* **Aim of the exercise**
Make an exact copy of all the records.

* **Supplied material**
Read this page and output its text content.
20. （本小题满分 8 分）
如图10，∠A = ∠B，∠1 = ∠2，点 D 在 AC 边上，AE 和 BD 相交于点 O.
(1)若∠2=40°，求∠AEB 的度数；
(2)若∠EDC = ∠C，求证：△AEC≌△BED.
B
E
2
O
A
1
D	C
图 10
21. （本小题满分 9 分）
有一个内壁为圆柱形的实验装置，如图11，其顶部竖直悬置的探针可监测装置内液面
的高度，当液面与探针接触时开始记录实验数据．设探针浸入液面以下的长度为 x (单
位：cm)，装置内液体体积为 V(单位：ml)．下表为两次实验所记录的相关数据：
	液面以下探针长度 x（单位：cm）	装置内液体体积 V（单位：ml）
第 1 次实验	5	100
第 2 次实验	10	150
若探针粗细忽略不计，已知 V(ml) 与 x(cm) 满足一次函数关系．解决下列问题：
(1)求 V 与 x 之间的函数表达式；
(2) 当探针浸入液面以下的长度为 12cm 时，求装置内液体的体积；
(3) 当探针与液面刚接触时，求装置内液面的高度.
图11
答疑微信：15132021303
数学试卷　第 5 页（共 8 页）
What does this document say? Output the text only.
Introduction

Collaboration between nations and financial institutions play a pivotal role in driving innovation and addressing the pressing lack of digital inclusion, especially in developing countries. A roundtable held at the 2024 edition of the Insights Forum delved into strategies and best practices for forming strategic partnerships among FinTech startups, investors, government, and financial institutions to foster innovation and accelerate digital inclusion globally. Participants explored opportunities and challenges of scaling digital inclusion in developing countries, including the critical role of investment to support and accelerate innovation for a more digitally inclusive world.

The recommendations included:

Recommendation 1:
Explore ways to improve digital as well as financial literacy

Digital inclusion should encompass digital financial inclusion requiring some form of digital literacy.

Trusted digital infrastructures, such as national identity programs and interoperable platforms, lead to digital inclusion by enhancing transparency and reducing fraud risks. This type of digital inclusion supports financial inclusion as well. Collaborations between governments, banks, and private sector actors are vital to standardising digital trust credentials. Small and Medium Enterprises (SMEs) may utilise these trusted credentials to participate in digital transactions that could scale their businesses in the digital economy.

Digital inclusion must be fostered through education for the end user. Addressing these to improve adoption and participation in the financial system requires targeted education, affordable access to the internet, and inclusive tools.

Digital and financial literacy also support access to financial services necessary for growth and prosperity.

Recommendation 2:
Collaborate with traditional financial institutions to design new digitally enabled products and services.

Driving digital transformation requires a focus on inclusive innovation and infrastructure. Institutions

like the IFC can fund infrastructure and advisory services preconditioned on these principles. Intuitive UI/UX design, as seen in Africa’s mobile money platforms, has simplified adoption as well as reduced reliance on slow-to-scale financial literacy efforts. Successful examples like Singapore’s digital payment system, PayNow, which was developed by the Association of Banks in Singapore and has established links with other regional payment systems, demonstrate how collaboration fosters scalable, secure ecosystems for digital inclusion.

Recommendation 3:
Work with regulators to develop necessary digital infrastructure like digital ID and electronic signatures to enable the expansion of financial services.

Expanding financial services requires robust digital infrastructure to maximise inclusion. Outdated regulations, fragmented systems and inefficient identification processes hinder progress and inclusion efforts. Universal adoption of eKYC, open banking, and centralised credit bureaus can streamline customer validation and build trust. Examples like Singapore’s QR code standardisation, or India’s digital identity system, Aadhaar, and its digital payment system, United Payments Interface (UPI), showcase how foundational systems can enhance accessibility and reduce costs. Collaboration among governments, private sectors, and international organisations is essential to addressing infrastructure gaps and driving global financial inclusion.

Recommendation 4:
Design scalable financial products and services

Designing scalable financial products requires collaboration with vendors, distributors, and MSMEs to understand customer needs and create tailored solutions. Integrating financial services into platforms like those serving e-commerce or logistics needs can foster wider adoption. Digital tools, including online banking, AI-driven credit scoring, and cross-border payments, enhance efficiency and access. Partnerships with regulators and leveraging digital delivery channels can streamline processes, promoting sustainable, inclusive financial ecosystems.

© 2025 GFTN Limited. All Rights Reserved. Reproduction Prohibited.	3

* **Response for this exercise**
Read this page and output its text content.
20. （本小题满分 8 分）
如图10，∠A = ∠B，∠1 = ∠2，点 D 在 AC 边上，AE 和 BD 相交于点 O.
(1)若∠2=40°，求∠AEB 的度数；
(2)若∠EDC = ∠C，求证：△AEC≌△BED.
B
E
2
O
A
1
D	C
图 10
21. （本小题满分 9 分）
有一个内壁为圆柱形的实验装置，如图11，其顶部竖直悬置的探针可监测装置内液面
的高度，当液面与探针接触时开始记录实验数据．设探针浸入液面以下的长度为 x (单
位：cm)，装置内液体体积为 V(单位：ml)．下表为两次实验所记录的相关数据：
	液面以下探针长度 x（单位：cm）	装置内液体体积 V（单位：ml）
第 1 次实验	5	100
第 2 次实验	10	150
若探针粗细忽略不计，已知 V(ml) 与 x(cm) 满足一次函数关系．解决下列问题：
(1)求 V 与 x 之间的函数表达式；
(2) 当探针浸入液面以下的长度为 12cm 时，求装置内液体的体积；
(3) 当探针与液面刚接触时，求装置内液面的高度.
图11
答疑微信：15132021303
数学试卷　第 5 页（共 8 页）
What does this document say? Output the text only.
Introduction

Collaboration between nations and financial institutions play a pivotal role in driving innovation and addressing the pressing lack of digital inclusion, especially in developing countries. A roundtable held at the 2024 edition of the Insights Forum delved into strategies and best practices for forming strategic partnerships among FinTech startups, investors, government, and financial institutions to foster innovation and accelerate digital inclusion globally. Participants explored opportunities and challenges of scaling digital inclusion in developing countries, including the critical role of investment to support and accelerate innovation for a more digitally inclusive world.

The recommendations included:

Recommendation 1:
Explore ways to improve digital as well as financial literacy

Digital inclusion should encompass digital financial inclusion requiring some form of digital literacy.

Trusted digital infrastructures, such as national identity programs and interoperable platforms, lead to digital inclusion by enhancing transparency and reducing fraud risks. This type of digital inclusion supports financial inclusion as well. Collaborations between governments, banks, and private sector actors are vital to standardising digital trust credentials. Small and Medium Enterprises (SMEs) may utilise these trusted credentials to participate in digital transactions that could scale their businesses in the digital economy.

Digital inclusion must be fostered through education for the end user. Addressing these to improve adoption and participation in the financial system requires targeted education, affordable access to the internet, and inclusive tools.

Digital and financial literacy also support access to financial services necessary for growth and prosperity.

Recommendation 2:
Collaborate with traditional financial institutions to design new digitally enabled products and services.

Driving digital transformation requires a focus on inclusive innovation and infrastructure. Institutions

like the IFC can fund infrastructure and advisory services preconditioned on these principles. Intuitive UI/UX design, as seen in Africa’s mobile money platforms, has simplified adoption as well as reduced reliance on slow-to-scale financial literacy efforts. Successful examples like Singapore’s digital payment system, PayNow, which was developed by the Association of Banks in Singapore and has established links with other regional payment systems, demonstrate how collaboration fosters scalable, secure ecosystems for digital inclusion.

Recommendation 3:
Work with regulators to develop necessary digital infrastructure like digital ID and electronic signatures to enable the expansion of financial services.

Expanding financial services requires robust digital infrastructure to maximise inclusion. Outdated regulations, fragmented systems and inefficient identification processes hinder progress and inclusion efforts. Universal adoption of eKYC, open banking, and centralised credit bureaus can streamline customer validation and build trust. Examples like Singapore’s QR code standardisation, or India’s digital identity system, Aadhaar, and its digital payment system, United Payments Interface (UPI), showcase how foundational systems can enhance accessibility and reduce costs. Collaboration among governments, private sectors, and international organisations is essential to addressing infrastructure gaps and driving global financial inclusion.

Recommendation 4:
Design scalable financial products and services

Designing scalable financial products requires collaboration with vendors, distributors, and MSMEs to understand customer needs and create tailored solutions. Integrating financial services into platforms like those serving e-commerce or logistics needs can foster wider adoption. Digital tools, including online banking, AI-driven credit scoring, and cross-border payments, enhance efficiency and access. Partnerships with regulators and leveraging digital delivery channels can streamline processes, promoting sustainable, inclusive financial ecosystems.

© 2025 GFTN Limited. All Rights Reserved. Reproduction Prohibited.	3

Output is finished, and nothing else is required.